___ Given information

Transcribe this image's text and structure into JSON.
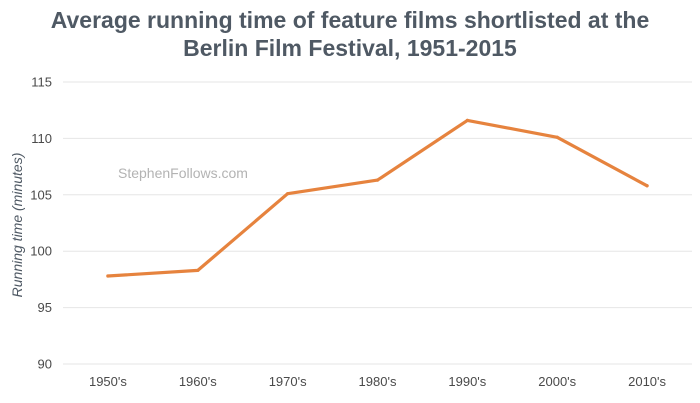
{
  "chart_data": {
    "type": "line",
    "title_lines": [
      "Average running time of feature films shortlisted at the",
      "Berlin Film Festival, 1951-2015"
    ],
    "xlabel": "",
    "ylabel": "Running time (minutes)",
    "categories": [
      "1950's",
      "1960's",
      "1970's",
      "1980's",
      "1990's",
      "2000's",
      "2010's"
    ],
    "series": [
      {
        "values": [
          97.8,
          98.3,
          105.1,
          106.3,
          111.6,
          110.1,
          105.8
        ],
        "color": "#e6833e"
      }
    ],
    "ylim": [
      90,
      115
    ],
    "yticks": [
      90,
      95,
      100,
      105,
      110,
      115
    ],
    "grid": "horizontal",
    "legend": "none"
  },
  "watermark": "StephenFollows.com"
}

______

→ What the task requires: Pull out every line holding "time" from the records above, and copy it.

→ Full answer:
      "Average running time of feature films shortlisted at the",
    "ylabel": "Running time (minutes)",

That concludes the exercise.